Reproduce the records that follow in full, excluding any picture they contain.

---*---

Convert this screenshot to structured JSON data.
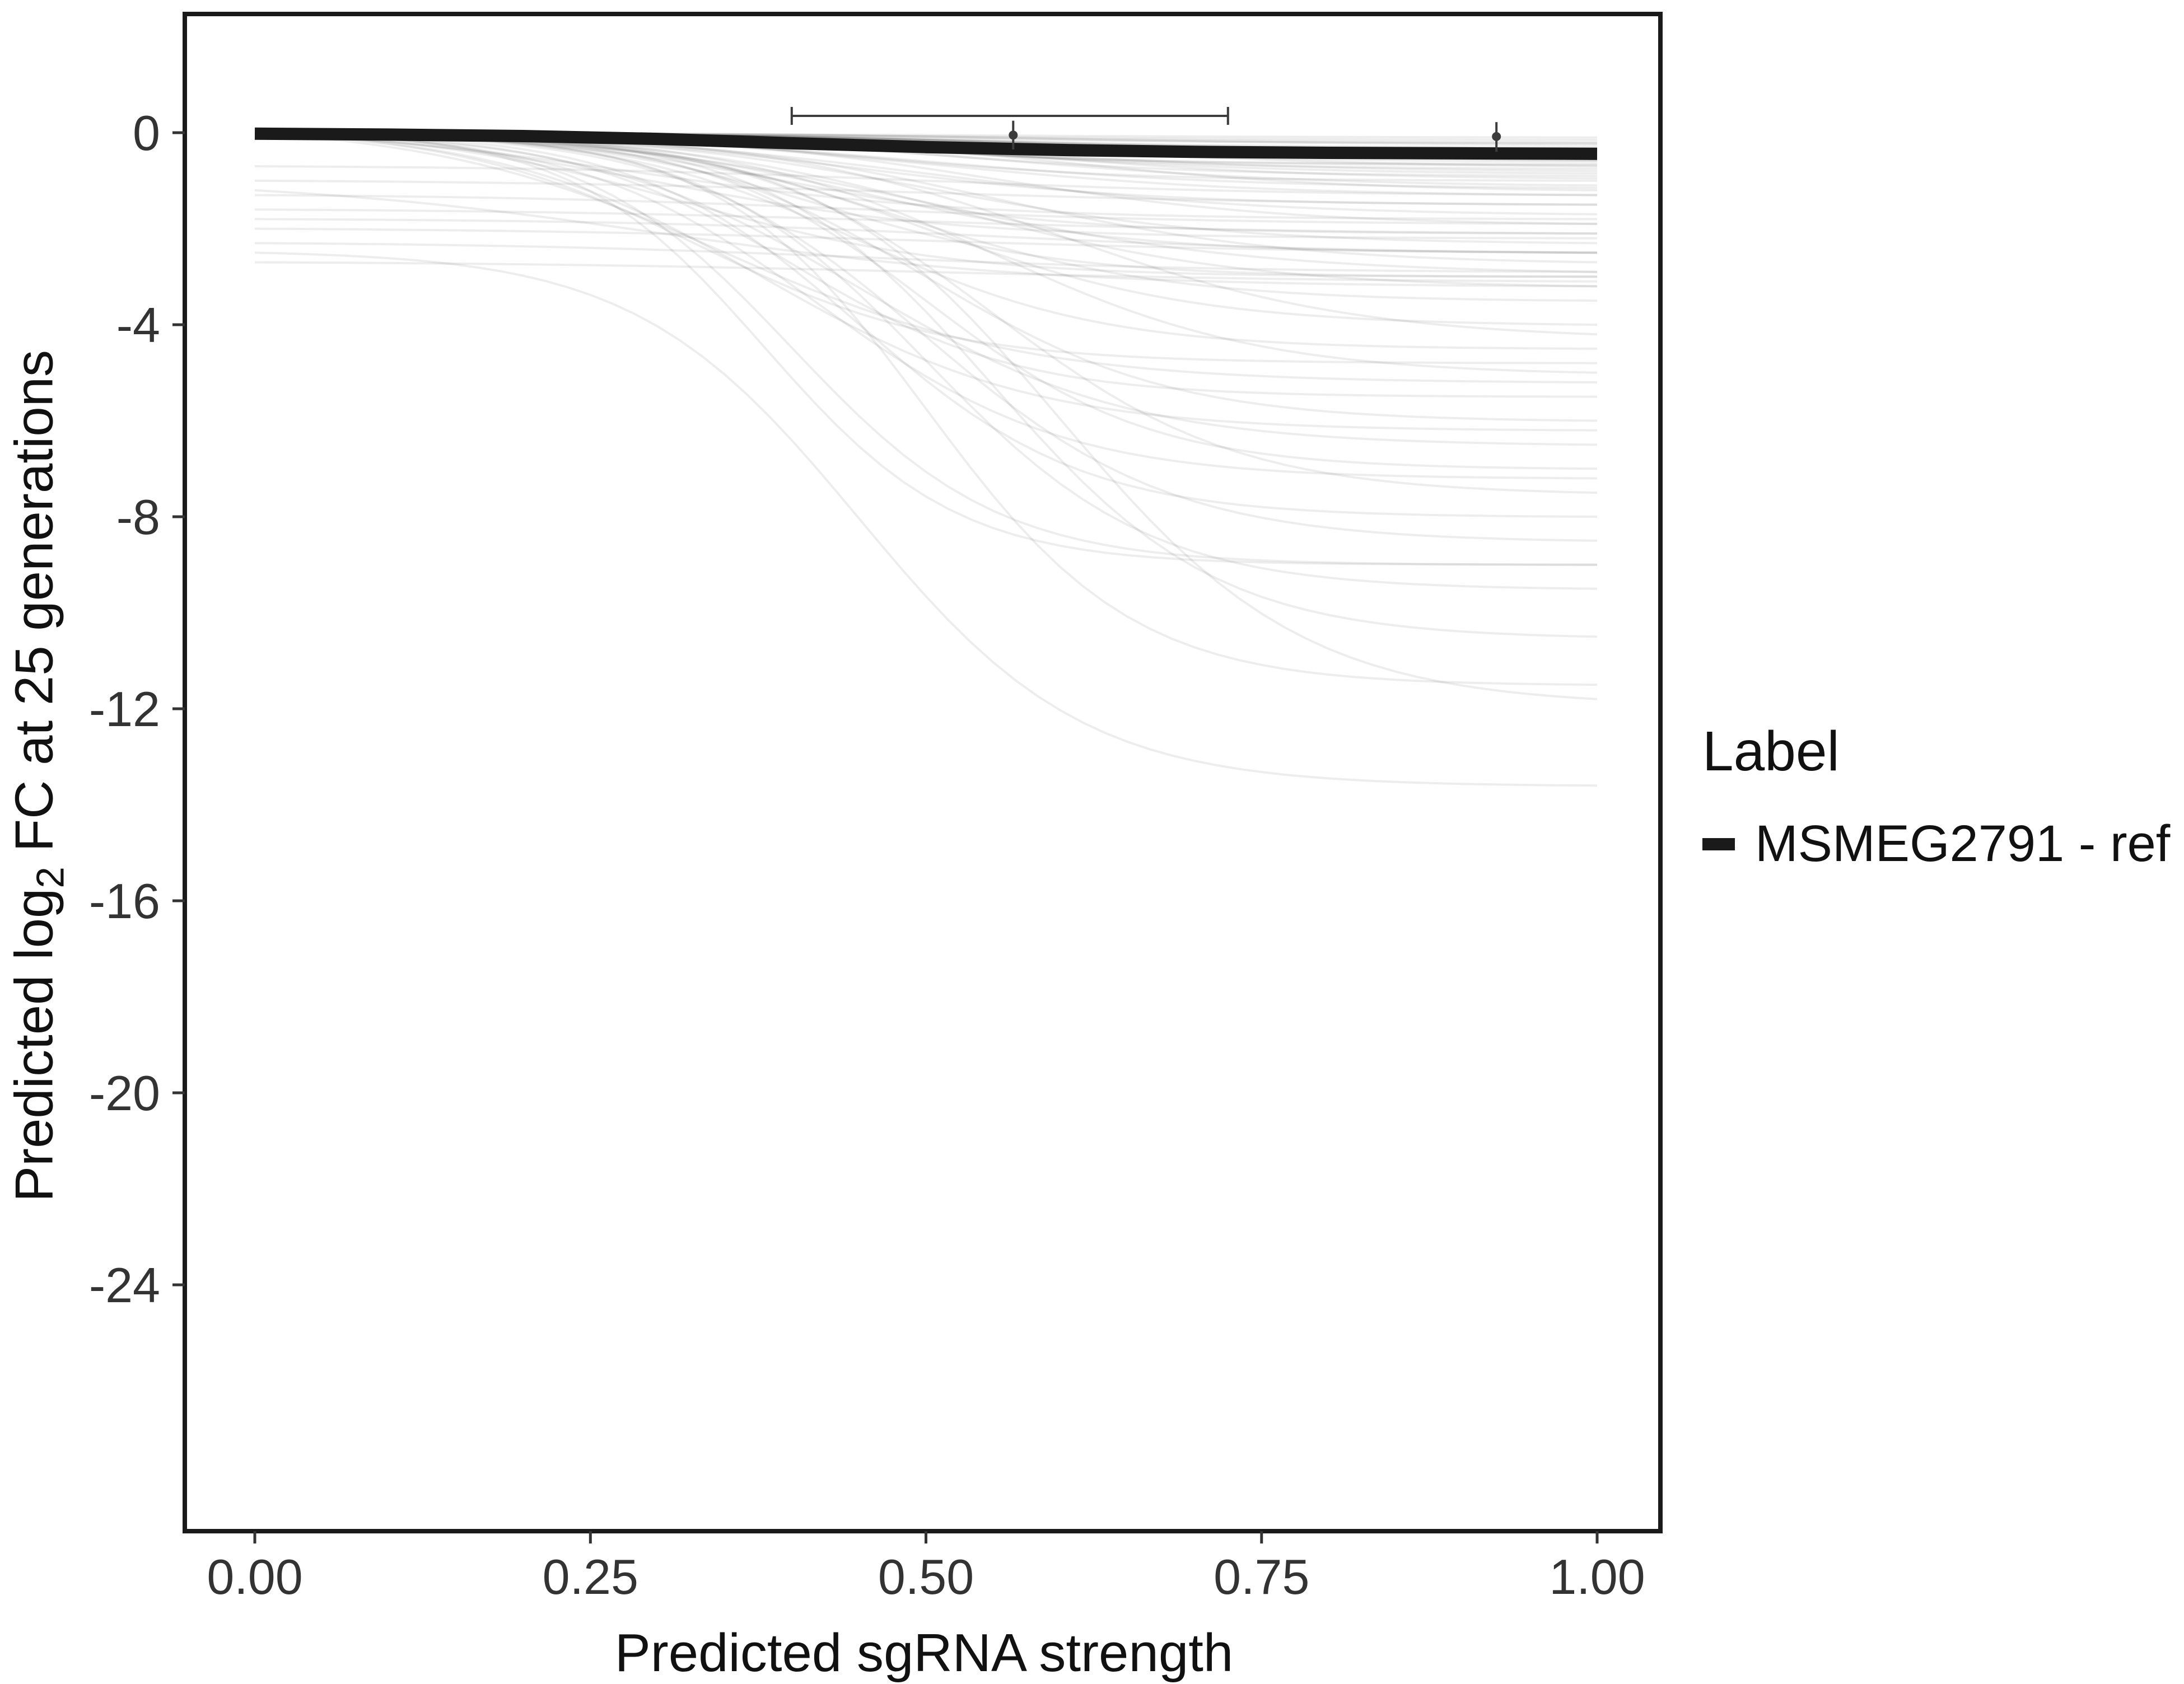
{
  "chart_data": {
    "type": "line",
    "title": "",
    "xlabel": "Predicted sgRNA strength",
    "ylabel_prefix": "Predicted log",
    "ylabel_sub": "2",
    "ylabel_suffix": " FC at 25 generations",
    "xlim": [
      0,
      1
    ],
    "ylim": [
      -29,
      2.5
    ],
    "x_ticks": [
      "0.00",
      "0.25",
      "0.50",
      "0.75",
      "1.00"
    ],
    "y_ticks": [
      "0",
      "-4",
      "-8",
      "-12",
      "-16",
      "-20",
      "-24"
    ],
    "grid": false,
    "legend": {
      "title": "Label",
      "position": "right",
      "entries": [
        {
          "label": "MSMEG2791 - ref",
          "color": "#1a1a1a"
        }
      ]
    },
    "highlight_series": {
      "name": "MSMEG2791 - ref",
      "color": "#1a1a1a",
      "points": [
        [
          0,
          -0.02
        ],
        [
          0.1,
          -0.04
        ],
        [
          0.2,
          -0.07
        ],
        [
          0.3,
          -0.13
        ],
        [
          0.4,
          -0.22
        ],
        [
          0.5,
          -0.3
        ],
        [
          0.6,
          -0.36
        ],
        [
          0.7,
          -0.4
        ],
        [
          0.8,
          -0.42
        ],
        [
          0.9,
          -0.43
        ],
        [
          1,
          -0.44
        ]
      ]
    },
    "background_series": {
      "description": "ensemble of faint per-gene predicted curves, logistic drop model [y_start, total_drop, midpoint_x, steepness]",
      "color": "#000000",
      "opacity": 0.07,
      "model": "logistic",
      "curves": [
        [
          0,
          0.15,
          0.5,
          7
        ],
        [
          0,
          0.2,
          0.55,
          8
        ],
        [
          0,
          0.25,
          0.6,
          7
        ],
        [
          0,
          0.3,
          0.5,
          8
        ],
        [
          0,
          0.35,
          0.45,
          9
        ],
        [
          0,
          0.4,
          0.6,
          7
        ],
        [
          0,
          0.45,
          0.5,
          8
        ],
        [
          0,
          0.5,
          0.55,
          9
        ],
        [
          0,
          0.55,
          0.65,
          7
        ],
        [
          0,
          0.6,
          0.5,
          8
        ],
        [
          0,
          0.65,
          0.45,
          10
        ],
        [
          0,
          0.7,
          0.6,
          8
        ],
        [
          0,
          0.75,
          0.5,
          9
        ],
        [
          0,
          0.8,
          0.55,
          8
        ],
        [
          0,
          0.9,
          0.5,
          9
        ],
        [
          0,
          1.0,
          0.45,
          10
        ],
        [
          0,
          1.1,
          0.55,
          8
        ],
        [
          0,
          1.2,
          0.6,
          9
        ],
        [
          0,
          1.3,
          0.5,
          8
        ],
        [
          0,
          0.1,
          0.5,
          6
        ],
        [
          0,
          0.22,
          0.48,
          7
        ],
        [
          0,
          0.33,
          0.52,
          8
        ],
        [
          0,
          0.42,
          0.58,
          7
        ],
        [
          0,
          0.58,
          0.62,
          8
        ],
        [
          0,
          0.68,
          0.47,
          9
        ],
        [
          0,
          0.85,
          0.53,
          8
        ],
        [
          0,
          0.95,
          0.57,
          9
        ],
        [
          0,
          1.15,
          0.49,
          8
        ],
        [
          0,
          1.5,
          0.45,
          9
        ],
        [
          0,
          1.7,
          0.5,
          8
        ],
        [
          0,
          1.9,
          0.55,
          9
        ],
        [
          0,
          2.1,
          0.4,
          10
        ],
        [
          0,
          2.3,
          0.5,
          9
        ],
        [
          0,
          2.5,
          0.45,
          10
        ],
        [
          0,
          2.7,
          0.55,
          9
        ],
        [
          0,
          2.9,
          0.5,
          8
        ],
        [
          0,
          3.0,
          0.42,
          11
        ],
        [
          -0.7,
          0.6,
          0.5,
          7
        ],
        [
          -1.0,
          0.5,
          0.5,
          6
        ],
        [
          -1.3,
          0.6,
          0.45,
          7
        ],
        [
          -1.6,
          0.5,
          0.5,
          6
        ],
        [
          -1.8,
          0.7,
          0.55,
          7
        ],
        [
          -2.0,
          0.5,
          0.5,
          6
        ],
        [
          -2.3,
          0.6,
          0.45,
          7
        ],
        [
          -2.7,
          0.4,
          0.5,
          6
        ],
        [
          0,
          4.0,
          0.5,
          10
        ],
        [
          0,
          4.5,
          0.45,
          11
        ],
        [
          0,
          5.0,
          0.55,
          10
        ],
        [
          0,
          5.5,
          0.4,
          12
        ],
        [
          0,
          6.0,
          0.5,
          11
        ],
        [
          0,
          6.5,
          0.45,
          10
        ],
        [
          0,
          7.0,
          0.5,
          12
        ],
        [
          0,
          7.5,
          0.55,
          11
        ],
        [
          0,
          8.0,
          0.45,
          12
        ],
        [
          0,
          8.5,
          0.5,
          11
        ],
        [
          0,
          9.0,
          0.4,
          13
        ],
        [
          0,
          9.5,
          0.5,
          12
        ],
        [
          0,
          5.2,
          0.35,
          9
        ],
        [
          0,
          6.2,
          0.38,
          10
        ],
        [
          0,
          7.2,
          0.42,
          11
        ],
        [
          0,
          4.2,
          0.6,
          9
        ],
        [
          0,
          3.5,
          0.48,
          10
        ],
        [
          0,
          3.2,
          0.52,
          9
        ],
        [
          0,
          10.5,
          0.55,
          12
        ],
        [
          0,
          11.5,
          0.5,
          13
        ],
        [
          0,
          11.8,
          0.6,
          11
        ],
        [
          -2.5,
          11.1,
          0.45,
          12
        ],
        [
          0,
          9.0,
          0.38,
          14
        ],
        [
          0,
          2.2,
          0.3,
          9
        ],
        [
          0,
          3.0,
          0.32,
          10
        ],
        [
          0,
          1.8,
          0.28,
          8
        ],
        [
          0,
          4.8,
          0.33,
          11
        ],
        [
          -1.2,
          2.0,
          0.3,
          7
        ]
      ]
    },
    "pointranges": [
      {
        "x": 0.565,
        "y": -0.05,
        "y_lo": -0.35,
        "y_hi": 0.25,
        "x_lo": 0.4,
        "x_hi": 0.725,
        "bar_y": 0.35
      },
      {
        "x": 0.925,
        "y": -0.08,
        "y_lo": -0.4,
        "y_hi": 0.22
      }
    ]
  },
  "colors": {
    "panel_border": "#1a1a1a",
    "tick_text": "#333333",
    "axis_title": "#111111",
    "background_line": "#000000",
    "errorbar": "#3c3c3c"
  }
}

---*---

• Final result:
Convert this screenshot to structured JSON data.
{
  "chart_data": {
    "type": "line",
    "title": "",
    "xlabel": "Predicted sgRNA strength",
    "ylabel_prefix": "Predicted log",
    "ylabel_sub": "2",
    "ylabel_suffix": " FC at 25 generations",
    "xlim": [
      0,
      1
    ],
    "ylim": [
      -29,
      2.5
    ],
    "x_ticks": [
      "0.00",
      "0.25",
      "0.50",
      "0.75",
      "1.00"
    ],
    "y_ticks": [
      "0",
      "-4",
      "-8",
      "-12",
      "-16",
      "-20",
      "-24"
    ],
    "grid": false,
    "legend": {
      "title": "Label",
      "position": "right",
      "entries": [
        {
          "label": "MSMEG2791 - ref",
          "color": "#1a1a1a"
        }
      ]
    },
    "highlight_series": {
      "name": "MSMEG2791 - ref",
      "color": "#1a1a1a",
      "points": [
        [
          0,
          -0.02
        ],
        [
          0.1,
          -0.04
        ],
        [
          0.2,
          -0.07
        ],
        [
          0.3,
          -0.13
        ],
        [
          0.4,
          -0.22
        ],
        [
          0.5,
          -0.3
        ],
        [
          0.6,
          -0.36
        ],
        [
          0.7,
          -0.4
        ],
        [
          0.8,
          -0.42
        ],
        [
          0.9,
          -0.43
        ],
        [
          1,
          -0.44
        ]
      ]
    },
    "background_series": {
      "description": "ensemble of faint per-gene predicted curves, logistic drop model [y_start, total_drop, midpoint_x, steepness]",
      "color": "#000000",
      "opacity": 0.07,
      "model": "logistic",
      "curves": [
        [
          0,
          0.15,
          0.5,
          7
        ],
        [
          0,
          0.2,
          0.55,
          8
        ],
        [
          0,
          0.25,
          0.6,
          7
        ],
        [
          0,
          0.3,
          0.5,
          8
        ],
        [
          0,
          0.35,
          0.45,
          9
        ],
        [
          0,
          0.4,
          0.6,
          7
        ],
        [
          0,
          0.45,
          0.5,
          8
        ],
        [
          0,
          0.5,
          0.55,
          9
        ],
        [
          0,
          0.55,
          0.65,
          7
        ],
        [
          0,
          0.6,
          0.5,
          8
        ],
        [
          0,
          0.65,
          0.45,
          10
        ],
        [
          0,
          0.7,
          0.6,
          8
        ],
        [
          0,
          0.75,
          0.5,
          9
        ],
        [
          0,
          0.8,
          0.55,
          8
        ],
        [
          0,
          0.9,
          0.5,
          9
        ],
        [
          0,
          1.0,
          0.45,
          10
        ],
        [
          0,
          1.1,
          0.55,
          8
        ],
        [
          0,
          1.2,
          0.6,
          9
        ],
        [
          0,
          1.3,
          0.5,
          8
        ],
        [
          0,
          0.1,
          0.5,
          6
        ],
        [
          0,
          0.22,
          0.48,
          7
        ],
        [
          0,
          0.33,
          0.52,
          8
        ],
        [
          0,
          0.42,
          0.58,
          7
        ],
        [
          0,
          0.58,
          0.62,
          8
        ],
        [
          0,
          0.68,
          0.47,
          9
        ],
        [
          0,
          0.85,
          0.53,
          8
        ],
        [
          0,
          0.95,
          0.57,
          9
        ],
        [
          0,
          1.15,
          0.49,
          8
        ],
        [
          0,
          1.5,
          0.45,
          9
        ],
        [
          0,
          1.7,
          0.5,
          8
        ],
        [
          0,
          1.9,
          0.55,
          9
        ],
        [
          0,
          2.1,
          0.4,
          10
        ],
        [
          0,
          2.3,
          0.5,
          9
        ],
        [
          0,
          2.5,
          0.45,
          10
        ],
        [
          0,
          2.7,
          0.55,
          9
        ],
        [
          0,
          2.9,
          0.5,
          8
        ],
        [
          0,
          3.0,
          0.42,
          11
        ],
        [
          -0.7,
          0.6,
          0.5,
          7
        ],
        [
          -1.0,
          0.5,
          0.5,
          6
        ],
        [
          -1.3,
          0.6,
          0.45,
          7
        ],
        [
          -1.6,
          0.5,
          0.5,
          6
        ],
        [
          -1.8,
          0.7,
          0.55,
          7
        ],
        [
          -2.0,
          0.5,
          0.5,
          6
        ],
        [
          -2.3,
          0.6,
          0.45,
          7
        ],
        [
          -2.7,
          0.4,
          0.5,
          6
        ],
        [
          0,
          4.0,
          0.5,
          10
        ],
        [
          0,
          4.5,
          0.45,
          11
        ],
        [
          0,
          5.0,
          0.55,
          10
        ],
        [
          0,
          5.5,
          0.4,
          12
        ],
        [
          0,
          6.0,
          0.5,
          11
        ],
        [
          0,
          6.5,
          0.45,
          10
        ],
        [
          0,
          7.0,
          0.5,
          12
        ],
        [
          0,
          7.5,
          0.55,
          11
        ],
        [
          0,
          8.0,
          0.45,
          12
        ],
        [
          0,
          8.5,
          0.5,
          11
        ],
        [
          0,
          9.0,
          0.4,
          13
        ],
        [
          0,
          9.5,
          0.5,
          12
        ],
        [
          0,
          5.2,
          0.35,
          9
        ],
        [
          0,
          6.2,
          0.38,
          10
        ],
        [
          0,
          7.2,
          0.42,
          11
        ],
        [
          0,
          4.2,
          0.6,
          9
        ],
        [
          0,
          3.5,
          0.48,
          10
        ],
        [
          0,
          3.2,
          0.52,
          9
        ],
        [
          0,
          10.5,
          0.55,
          12
        ],
        [
          0,
          11.5,
          0.5,
          13
        ],
        [
          0,
          11.8,
          0.6,
          11
        ],
        [
          -2.5,
          11.1,
          0.45,
          12
        ],
        [
          0,
          9.0,
          0.38,
          14
        ],
        [
          0,
          2.2,
          0.3,
          9
        ],
        [
          0,
          3.0,
          0.32,
          10
        ],
        [
          0,
          1.8,
          0.28,
          8
        ],
        [
          0,
          4.8,
          0.33,
          11
        ],
        [
          -1.2,
          2.0,
          0.3,
          7
        ]
      ]
    },
    "pointranges": [
      {
        "x": 0.565,
        "y": -0.05,
        "y_lo": -0.35,
        "y_hi": 0.25,
        "x_lo": 0.4,
        "x_hi": 0.725,
        "bar_y": 0.35
      },
      {
        "x": 0.925,
        "y": -0.08,
        "y_lo": -0.4,
        "y_hi": 0.22
      }
    ]
  },
  "colors": {
    "panel_border": "#1a1a1a",
    "tick_text": "#333333",
    "axis_title": "#111111",
    "background_line": "#000000",
    "errorbar": "#3c3c3c"
  }
}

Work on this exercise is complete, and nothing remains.